* WRITTEN INSTRUCTION
Return each of the rows below line for line without any change, omitting the pictures from your answer.

[BEGIN EXERCISE MATERIAL]

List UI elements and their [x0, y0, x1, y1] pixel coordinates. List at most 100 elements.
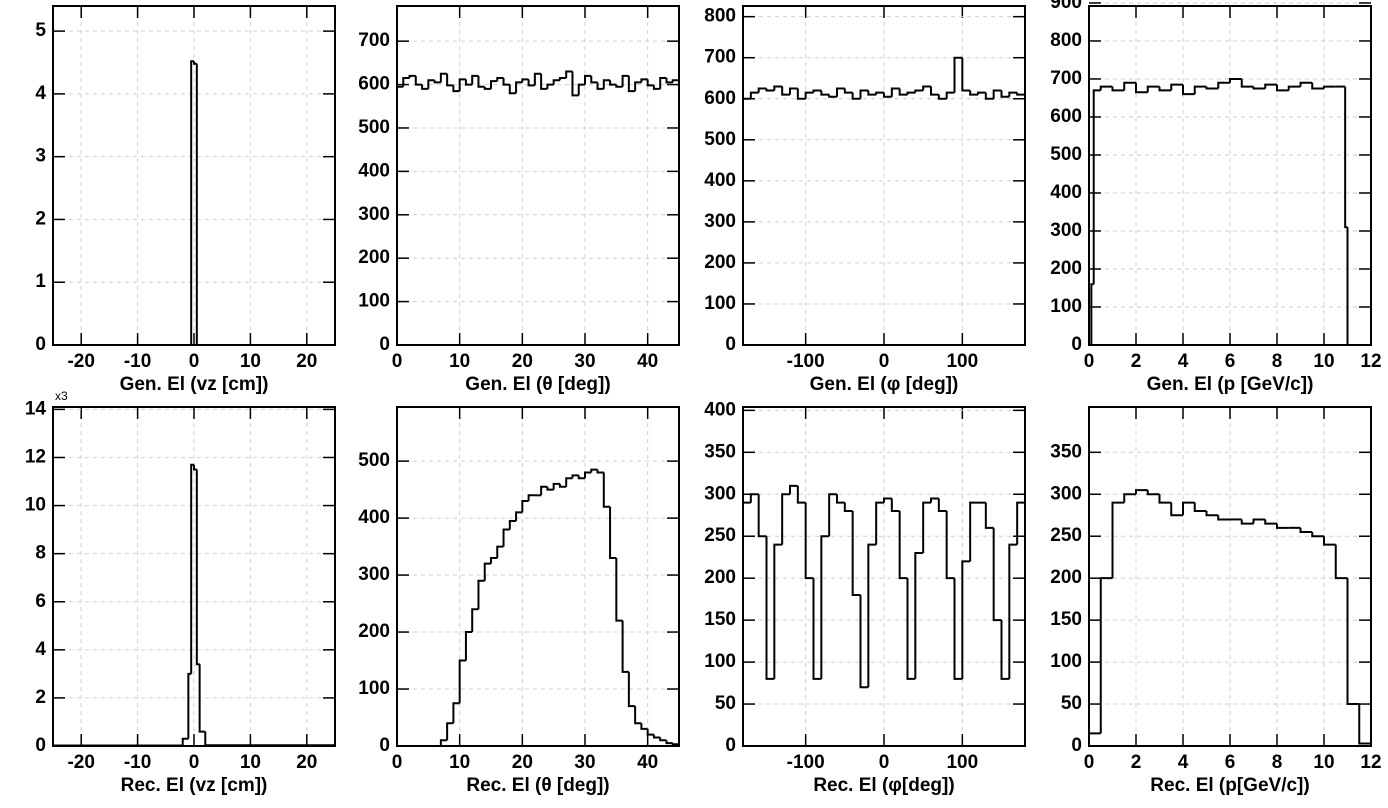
- y-tick-label: 600: [704, 88, 736, 109]
- histogram-bin: [609, 80, 617, 86]
- x-tick-label: 10: [449, 351, 470, 372]
- x-tick-label: 20: [512, 351, 533, 372]
- histogram-bin: [1346, 578, 1360, 706]
- histogram-bin: [634, 81, 642, 92]
- x-axis-label: Gen. El (φ [deg]): [810, 374, 959, 395]
- histogram-bin: [828, 94, 837, 98]
- histogram-bin: [890, 498, 900, 513]
- histogram-bin: [546, 83, 554, 89]
- x-tick-label: 10: [449, 752, 470, 773]
- histogram-bin: [402, 77, 410, 87]
- x-tick-label: -100: [787, 752, 825, 773]
- y-tick-label: 8: [35, 543, 46, 564]
- histogram-bin: [483, 562, 491, 581]
- y-tick-label: 700: [704, 47, 736, 68]
- x-tick-label: 10: [240, 752, 261, 773]
- histogram-bin: [1135, 489, 1148, 495]
- histogram-bin: [590, 468, 598, 473]
- histogram-bin: [1170, 83, 1183, 91]
- histogram-bin: [521, 500, 529, 513]
- histogram-bin: [953, 56, 963, 93]
- y-tick-label: 300: [358, 564, 390, 585]
- histogram-bin: [789, 87, 798, 95]
- histogram-bin: [195, 63, 335, 346]
- histogram-bin: [546, 486, 554, 491]
- histogram-bin: [898, 511, 908, 580]
- histogram-bin: [408, 74, 416, 79]
- histogram-bin: [527, 79, 535, 87]
- histogram-bin: [930, 497, 939, 503]
- y-tick-label: 250: [704, 525, 736, 546]
- histogram-bin: [812, 89, 822, 93]
- histogram-bin: [1193, 502, 1207, 513]
- histogram-bin: [190, 60, 194, 345]
- histogram-bin: [867, 543, 877, 688]
- y-tick-label: 4: [35, 639, 46, 660]
- histogram-bin: [883, 497, 892, 503]
- histogram-bin: [665, 740, 673, 745]
- histogram-bin: [859, 89, 869, 99]
- y-tick-label: 3: [35, 146, 46, 167]
- histogram-bin: [446, 722, 454, 741]
- histogram-bin: [890, 87, 900, 97]
- histogram-bin: [558, 77, 567, 81]
- y-tick-label: 200: [1050, 258, 1082, 279]
- x-axis-label: Rec. El (θ [deg]): [466, 775, 609, 796]
- histogram-bin: [749, 91, 759, 99]
- y-tick-label: 2: [35, 208, 46, 229]
- histogram-bin: [615, 84, 623, 88]
- y-tick-label: 350: [704, 441, 736, 462]
- histogram-bin: [1229, 77, 1242, 83]
- x-axis-label: Gen. El (vz [cm]): [120, 374, 269, 395]
- histogram-bin: [521, 78, 529, 83]
- histogram-bin: [867, 90, 877, 96]
- histogram-bin: [446, 73, 454, 87]
- histogram-bin: [914, 552, 924, 679]
- histogram-bin: [540, 73, 548, 90]
- x-tick-label: 4: [1178, 752, 1189, 773]
- y-tick-label: 250: [1050, 525, 1082, 546]
- histogram-bin: [875, 501, 884, 545]
- histogram-bin: [922, 501, 931, 554]
- histogram-bin: [1299, 527, 1313, 534]
- histogram-bin: [609, 506, 617, 559]
- histogram-bin: [1111, 501, 1125, 579]
- histogram-bin: [922, 85, 931, 91]
- histogram-bin: [527, 494, 535, 502]
- histogram-bin: [1008, 91, 1018, 97]
- y-tick-label: 150: [1050, 609, 1082, 630]
- histogram-bin: [1123, 493, 1136, 503]
- x-tick-label: 2: [1131, 752, 1142, 773]
- y-tick-label: 200: [358, 621, 390, 642]
- x-tick-label: 8: [1272, 351, 1283, 372]
- y-tick-label: 200: [1050, 567, 1082, 588]
- histogram-bin: [969, 501, 978, 562]
- histogram-bin: [820, 90, 830, 96]
- x-tick-label: 100: [946, 351, 978, 372]
- y-tick-label: 400: [704, 399, 736, 420]
- histogram-bin: [765, 536, 775, 680]
- histogram-bin: [773, 543, 783, 679]
- x-tick-label: -100: [787, 351, 825, 372]
- x-tick-label: -20: [67, 351, 94, 372]
- x-axis-label: Gen. El (θ [deg]): [465, 374, 610, 395]
- x-tick-label: 10: [1313, 351, 1334, 372]
- histogram-bin: [477, 75, 485, 88]
- histogram-bin: [836, 87, 845, 97]
- histogram-bin: [1264, 519, 1277, 525]
- histogram-bin: [621, 620, 629, 673]
- histogram-bin: [471, 608, 479, 633]
- histogram-bin: [1358, 704, 1372, 746]
- histogram-bin: [953, 578, 963, 680]
- histogram-bin: [571, 474, 579, 479]
- y-tick-label: 300: [358, 204, 390, 225]
- histogram-bin: [843, 88, 853, 94]
- histogram-bin: [615, 557, 623, 622]
- histogram-bin: [665, 78, 673, 84]
- plot-frame: [1088, 406, 1372, 747]
- y-tick-label: 100: [358, 678, 390, 699]
- histogram-bin: [596, 82, 604, 90]
- histogram-bin: [1099, 85, 1113, 91]
- histogram-bin: [1346, 227, 1371, 346]
- histogram-bin: [414, 75, 423, 86]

[END EXERCISE MATERIAL]

* EXERCISE RESULT
List UI elements and their [x0, y0, x1, y1] pixel coordinates. List at most 100 elements.
- y-tick-label: 600: [704, 88, 736, 109]
- histogram-bin: [609, 80, 617, 86]
- x-tick-label: 10: [449, 351, 470, 372]
- x-tick-label: 20: [512, 351, 533, 372]
- histogram-bin: [1346, 578, 1360, 706]
- histogram-bin: [634, 81, 642, 92]
- x-axis-label: Gen. El (φ [deg]): [810, 374, 959, 395]
- histogram-bin: [828, 94, 837, 98]
- histogram-bin: [890, 498, 900, 513]
- histogram-bin: [546, 83, 554, 89]
- x-tick-label: 10: [449, 752, 470, 773]
- histogram-bin: [402, 77, 410, 87]
- x-tick-label: -100: [787, 752, 825, 773]
- y-tick-label: 8: [35, 543, 46, 564]
- histogram-bin: [483, 562, 491, 581]
- y-tick-label: 700: [704, 47, 736, 68]
- x-tick-label: 10: [240, 752, 261, 773]
- histogram-bin: [1135, 489, 1148, 495]
- histogram-bin: [590, 468, 598, 473]
- histogram-bin: [1170, 83, 1183, 91]
- histogram-bin: [521, 500, 529, 513]
- histogram-bin: [953, 56, 963, 93]
- y-tick-label: 300: [358, 564, 390, 585]
- histogram-bin: [789, 87, 798, 95]
- histogram-bin: [195, 63, 335, 346]
- histogram-bin: [546, 486, 554, 491]
- histogram-bin: [898, 511, 908, 580]
- histogram-bin: [408, 74, 416, 79]
- histogram-bin: [527, 79, 535, 87]
- histogram-bin: [930, 497, 939, 503]
- y-tick-label: 250: [704, 525, 736, 546]
- histogram-bin: [812, 89, 822, 93]
- histogram-bin: [1193, 502, 1207, 513]
- histogram-bin: [190, 60, 194, 345]
- histogram-bin: [867, 543, 877, 688]
- y-tick-label: 4: [35, 639, 46, 660]
- histogram-bin: [883, 497, 892, 503]
- histogram-bin: [665, 740, 673, 745]
- histogram-bin: [859, 89, 869, 99]
- y-tick-label: 3: [35, 146, 46, 167]
- histogram-bin: [446, 722, 454, 741]
- histogram-bin: [890, 87, 900, 97]
- histogram-bin: [558, 77, 567, 81]
- y-tick-label: 200: [1050, 258, 1082, 279]
- x-axis-label: Rec. El (θ [deg]): [466, 775, 609, 796]
- histogram-bin: [749, 91, 759, 99]
- y-tick-label: 2: [35, 208, 46, 229]
- histogram-bin: [615, 84, 623, 88]
- y-tick-label: 350: [704, 441, 736, 462]
- histogram-bin: [1229, 77, 1242, 83]
- x-axis-label: Gen. El (vz [cm]): [120, 374, 269, 395]
- histogram-bin: [521, 78, 529, 83]
- histogram-bin: [867, 90, 877, 96]
- histogram-bin: [446, 73, 454, 87]
- histogram-bin: [914, 552, 924, 679]
- histogram-bin: [540, 73, 548, 90]
- x-tick-label: 4: [1178, 752, 1189, 773]
- y-tick-label: 250: [1050, 525, 1082, 546]
- histogram-bin: [875, 501, 884, 545]
- histogram-bin: [922, 501, 931, 554]
- histogram-bin: [1299, 527, 1313, 534]
- histogram-bin: [609, 506, 617, 559]
- histogram-bin: [1111, 501, 1125, 579]
- histogram-bin: [922, 85, 931, 91]
- histogram-bin: [527, 494, 535, 502]
- histogram-bin: [1008, 91, 1018, 97]
- y-tick-label: 150: [1050, 609, 1082, 630]
- histogram-bin: [1123, 493, 1136, 503]
- x-tick-label: 2: [1131, 752, 1142, 773]
- y-tick-label: 200: [358, 621, 390, 642]
- x-tick-label: 8: [1272, 351, 1283, 372]
- y-tick-label: 200: [1050, 567, 1082, 588]
- histogram-bin: [969, 501, 978, 562]
- histogram-bin: [820, 90, 830, 96]
- x-tick-label: 100: [946, 351, 978, 372]
- y-tick-label: 400: [704, 399, 736, 420]
- histogram-bin: [765, 536, 775, 680]
- histogram-bin: [773, 543, 783, 679]
- x-tick-label: -100: [787, 351, 825, 372]
- x-tick-label: -20: [67, 351, 94, 372]
- x-axis-label: Gen. El (θ [deg]): [465, 374, 610, 395]
- x-tick-label: 10: [1313, 351, 1334, 372]
- histogram-bin: [477, 75, 485, 88]
- histogram-bin: [836, 87, 845, 97]
- histogram-bin: [1264, 519, 1277, 525]
- histogram-bin: [621, 620, 629, 673]
- histogram-bin: [471, 608, 479, 633]
- histogram-bin: [1358, 704, 1372, 746]
- histogram-bin: [953, 578, 963, 680]
- histogram-bin: [571, 474, 579, 479]
- y-tick-label: 300: [358, 204, 390, 225]
- histogram-bin: [843, 88, 853, 94]
- histogram-bin: [615, 557, 623, 622]
- histogram-bin: [665, 78, 673, 84]
- plot-frame: [1088, 406, 1372, 747]
- y-tick-label: 100: [358, 678, 390, 699]
- histogram-bin: [596, 82, 604, 90]
- histogram-bin: [1099, 85, 1113, 91]
- histogram-bin: [1346, 227, 1371, 346]
- histogram-bin: [414, 75, 423, 86]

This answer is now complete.